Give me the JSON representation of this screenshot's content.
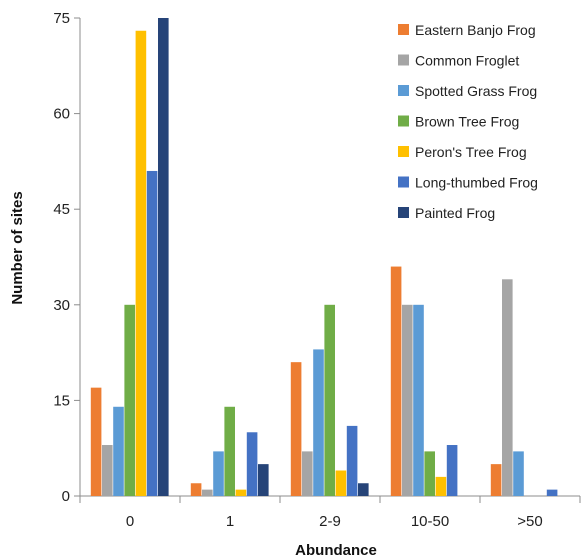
{
  "chart_data": {
    "type": "bar",
    "title": "",
    "xlabel": "Abundance",
    "ylabel": "Number of sites",
    "ylim": [
      0,
      75
    ],
    "yticks": [
      "0",
      "15",
      "30",
      "45",
      "60",
      "75"
    ],
    "grid": false,
    "legend_position": "top-right",
    "categories": [
      "0",
      "1",
      "2-9",
      "10-50",
      ">50"
    ],
    "series": [
      {
        "name": "Eastern Banjo Frog",
        "color": "#ED7D31",
        "values": [
          17,
          2,
          21,
          36,
          5
        ]
      },
      {
        "name": "Common Froglet",
        "color": "#A5A5A5",
        "values": [
          8,
          1,
          7,
          30,
          34
        ]
      },
      {
        "name": "Spotted Grass Frog",
        "color": "#5B9BD5",
        "values": [
          14,
          7,
          23,
          30,
          7
        ]
      },
      {
        "name": "Brown Tree Frog",
        "color": "#70AD47",
        "values": [
          30,
          14,
          30,
          7,
          0
        ]
      },
      {
        "name": "Peron's Tree Frog",
        "color": "#FFC000",
        "values": [
          73,
          1,
          4,
          3,
          0
        ]
      },
      {
        "name": "Long-thumbed Frog",
        "color": "#4472C4",
        "values": [
          51,
          10,
          11,
          8,
          1
        ]
      },
      {
        "name": "Painted Frog",
        "color": "#264478",
        "values": [
          75,
          5,
          2,
          0,
          0
        ]
      }
    ]
  }
}
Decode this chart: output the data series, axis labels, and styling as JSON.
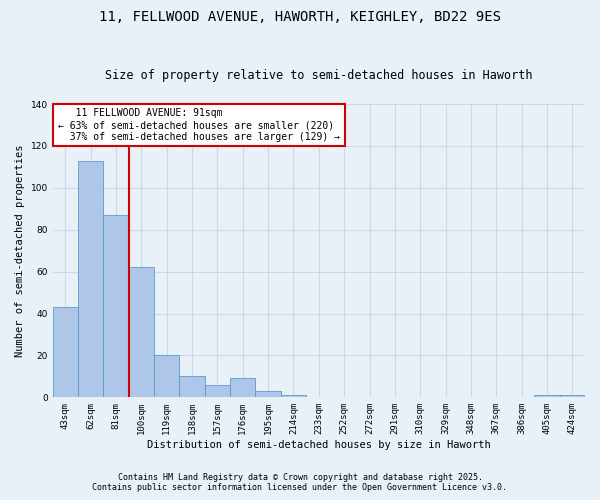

****************************************

**CHALLENGE**
Reproduce each line of the records exactly, and omit every picture.

**COMPLETE ANSWER**
Give me the JSON representation of this screenshot's content.
{
  "chart_data": {
    "type": "bar",
    "title": "",
    "xlabel": "Abundance",
    "ylabel": "Number of sites",
    "ylim": [
      0,
      75
    ],
    "yticks": [
      "0",
      "15",
      "30",
      "45",
      "60",
      "75"
    ],
    "grid": false,
    "legend_position": "top-right",
    "categories": [
      "0",
      "1",
      "2-9",
      "10-50",
      ">50"
    ],
    "series": [
      {
        "name": "Eastern Banjo Frog",
        "color": "#ED7D31",
        "values": [
          17,
          2,
          21,
          36,
          5
        ]
      },
      {
        "name": "Common Froglet",
        "color": "#A5A5A5",
        "values": [
          8,
          1,
          7,
          30,
          34
        ]
      },
      {
        "name": "Spotted Grass Frog",
        "color": "#5B9BD5",
        "values": [
          14,
          7,
          23,
          30,
          7
        ]
      },
      {
        "name": "Brown Tree Frog",
        "color": "#70AD47",
        "values": [
          30,
          14,
          30,
          7,
          0
        ]
      },
      {
        "name": "Peron's Tree Frog",
        "color": "#FFC000",
        "values": [
          73,
          1,
          4,
          3,
          0
        ]
      },
      {
        "name": "Long-thumbed Frog",
        "color": "#4472C4",
        "values": [
          51,
          10,
          11,
          8,
          1
        ]
      },
      {
        "name": "Painted Frog",
        "color": "#264478",
        "values": [
          75,
          5,
          2,
          0,
          0
        ]
      }
    ]
  }
}
Decode this chart: output the data series, axis labels, and styling as JSON.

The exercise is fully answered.